(SUPPLIED PASSAGE):
-- BEGIN --

So we'd have to get a paid for version to have a command line scanner? or is the quick-scan option available in the free one too? After looking on the website I think it might be too expensive to buy if I assume that we can't get away with it not checking how many times it's installed. When I next get time I'll have a play with it anyway. I might use it for home if nothing else.


----------



## Runefox (Feb 23, 2010)

> So we'd have to get a paid for version to have a command line scanner? or is the quick-scan option available in the free one too?


The quick-scan option (ashQuick) is available in the free version, only the command-line scanner (ashCmd) isn't, since it can be used to schedule scans, a Pro-only option. You can actually get by that by creating your own scripts to run ashQuick, and that's talked about at length in some topics on their own forums. At any rate, they use the same engine as the UI, and Avast! should still be accessible in Safe Mode to run if that's a concern.


----------



## Alvine33 (Feb 23, 2010)

Microsoft Security Essentials


----------



## SnowFox (Feb 23, 2010)

Runefox said:


> The quick-scan option (ashQuick) is available in the free version, only the command-line scanner (ashCmd) isn't, since it can be used to schedule scans, a Pro-only option. You can actually get by that by creating your own scripts to run ashQuick, and that's talked about at length in some topics on their own forums. At any rate, they use the same engine as the UI, and Avast! should still be accessible in Safe Mode to run if that's a concern.

-- END --

(DATA SHOWN):
-- BEGIN --

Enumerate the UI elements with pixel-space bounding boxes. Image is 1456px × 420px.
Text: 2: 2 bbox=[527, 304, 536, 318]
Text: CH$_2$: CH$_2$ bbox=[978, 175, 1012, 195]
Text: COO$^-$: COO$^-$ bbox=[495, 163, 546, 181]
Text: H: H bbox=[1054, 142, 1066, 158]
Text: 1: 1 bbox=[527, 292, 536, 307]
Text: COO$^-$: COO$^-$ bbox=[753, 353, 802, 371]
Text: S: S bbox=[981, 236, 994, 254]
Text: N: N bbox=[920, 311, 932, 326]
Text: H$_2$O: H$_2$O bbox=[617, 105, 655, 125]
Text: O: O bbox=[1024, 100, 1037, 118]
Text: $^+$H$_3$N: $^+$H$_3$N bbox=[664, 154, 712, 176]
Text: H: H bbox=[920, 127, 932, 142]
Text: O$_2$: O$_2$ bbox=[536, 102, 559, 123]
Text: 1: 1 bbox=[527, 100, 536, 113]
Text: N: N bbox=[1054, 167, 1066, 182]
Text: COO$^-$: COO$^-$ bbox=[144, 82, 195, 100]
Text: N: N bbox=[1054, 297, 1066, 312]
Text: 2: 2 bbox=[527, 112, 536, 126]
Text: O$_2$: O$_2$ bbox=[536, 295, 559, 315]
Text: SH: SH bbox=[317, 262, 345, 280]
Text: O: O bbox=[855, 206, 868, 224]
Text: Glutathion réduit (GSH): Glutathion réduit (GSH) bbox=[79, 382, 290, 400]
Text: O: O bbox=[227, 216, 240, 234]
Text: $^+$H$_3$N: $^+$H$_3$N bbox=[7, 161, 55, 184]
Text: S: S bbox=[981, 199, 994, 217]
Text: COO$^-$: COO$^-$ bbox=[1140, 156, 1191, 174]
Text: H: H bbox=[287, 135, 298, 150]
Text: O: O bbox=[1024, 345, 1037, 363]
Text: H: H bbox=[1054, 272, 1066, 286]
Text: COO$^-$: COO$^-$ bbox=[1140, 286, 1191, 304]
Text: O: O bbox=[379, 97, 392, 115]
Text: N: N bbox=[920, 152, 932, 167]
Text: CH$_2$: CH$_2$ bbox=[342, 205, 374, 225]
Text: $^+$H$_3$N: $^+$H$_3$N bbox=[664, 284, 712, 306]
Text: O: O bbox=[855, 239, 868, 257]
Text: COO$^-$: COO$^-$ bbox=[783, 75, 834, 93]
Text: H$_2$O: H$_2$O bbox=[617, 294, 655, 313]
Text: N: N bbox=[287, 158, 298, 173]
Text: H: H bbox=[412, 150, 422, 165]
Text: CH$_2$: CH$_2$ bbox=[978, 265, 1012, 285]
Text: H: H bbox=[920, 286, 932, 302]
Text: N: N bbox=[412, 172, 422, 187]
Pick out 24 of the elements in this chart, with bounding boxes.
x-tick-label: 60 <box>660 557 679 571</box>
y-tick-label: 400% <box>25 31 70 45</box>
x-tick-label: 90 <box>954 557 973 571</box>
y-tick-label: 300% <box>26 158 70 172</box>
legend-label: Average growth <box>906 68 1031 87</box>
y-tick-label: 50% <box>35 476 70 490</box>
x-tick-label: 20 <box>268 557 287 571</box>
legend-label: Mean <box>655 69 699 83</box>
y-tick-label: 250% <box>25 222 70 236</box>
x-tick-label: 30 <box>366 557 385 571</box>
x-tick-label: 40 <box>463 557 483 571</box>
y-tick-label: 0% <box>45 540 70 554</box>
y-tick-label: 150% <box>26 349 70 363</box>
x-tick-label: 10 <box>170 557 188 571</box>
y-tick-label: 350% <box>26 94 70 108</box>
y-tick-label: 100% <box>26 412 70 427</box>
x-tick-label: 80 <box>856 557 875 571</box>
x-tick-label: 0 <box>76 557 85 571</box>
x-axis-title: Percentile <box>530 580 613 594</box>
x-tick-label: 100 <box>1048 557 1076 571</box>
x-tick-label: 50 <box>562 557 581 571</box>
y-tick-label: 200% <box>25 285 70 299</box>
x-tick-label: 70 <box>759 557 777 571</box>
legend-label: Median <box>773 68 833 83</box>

-- END --

(WHAT TO WORK ON):
A) Reproduce the part of the Avast forum thread that begins at the words "## Runefox (Feb" and stops after the words "Alvine33 (Feb 23, 2010)".
B) Answer these questions from the Avast forum thread.
(i) Which Avast tool is missing from the free version?
(ii) What Pro-only capability is given as the reason that tool is excluded?
(iii) What product does Alvine33's post name?
C) Resume the Avast forum thread after its final line.

(ANSWERS PER TASK):
A)
## Runefox (Feb 23, 2010)

> So we'd have to get a paid for version to have a command line scanner? or is the quick-scan option available in the free one too?


The quick-scan option (ashQuick) is available in the free version, only the command-line scanner (ashCmd) isn't, since it can be used to schedule scans, a Pro-only option. You can actually get by that by creating your own scripts to run ashQuick, and that's talked about at length in some topics on their own forums. At any rate, they use the same engine as the UI, and Avast! should still be accessible in Safe Mode to run if that's a concern.


----------



## Alvine33 (Feb 23, 2010)

B)
(i) The command-line scanner, ashCmd.
(ii) Scheduling scans.
(iii) Microsoft Security Essentials.

C)
Oh ok, the way I have it at the moment is running it in a batch script after running a backup at the end of the day since a lot of the computers are so old/messed up that they're barely usable if there's a scan running during the day.


----------



## Apoc666 (Feb 23, 2010)

I heard many wonderful things about AVG but mine never did any of those wonderful things, mainly because it was free and a shit copy.


----------



## Runefox (Feb 23, 2010)

Apoc666 said:


> I heard many wonderful things about AVG but mine never did any of those wonderful things, mainly because it was free and a shit copy.



Actually, the free version of AVG tends to be the one that most people are talking about - The paid-for version just tacks on things like a firewall and SPAM filter.


----------



## Ep1c_Pha1l (Feb 23, 2010)

Runefox said:


> Actually, the free version of AVG tends to be the one that most people are talking about - The paid-for version just tacks on things like a firewall and SPAM filter.



Avast free does so much more. I've never seen anyone except nod32 and G-data tackle Iframes in web pages. Makes you a lot more secure, even if avira detects 1.2 % more malware.

AVG is a fail program. LOW detection rates, bloat, no decent features.


----------



## Apoc666 (Feb 23, 2010)

The AVG I got was crap, Avast! did a better job


----------



## ToeClaws (Feb 23, 2010)

Runefox said:


> Very easily. You can also exclude solely from the real-time shield if you'd like, with fine-tuned controls over when to exclude.



Excellent - thanks.


----------



## Nollix (Feb 23, 2010)

Ep1c_Pha1l said:


> Well, I've gotten into cracking systems through social engineering (Keylogging/RAT's.) ...


You are a script kiddie. Stop it.


----------



## Runefox (Feb 23, 2010)

Nollix said:


> You are a script kiddie. Stop it.



Well, in his defense, you've gotta start somewhere, right? At least he wants to learn more and isn't claiming to be able to h4x0r j00 n00bz and GAT UR IP ADRUSS NAD BLOW UP UR MODAM


----------



## ArielMT (Feb 23, 2010)

Ep1c_Pha1l said:


> AVG is a fail program. LOW detection rates, bloat, no decent features.



Can you support these claims, please?


----------



## hitokage (Feb 24, 2010)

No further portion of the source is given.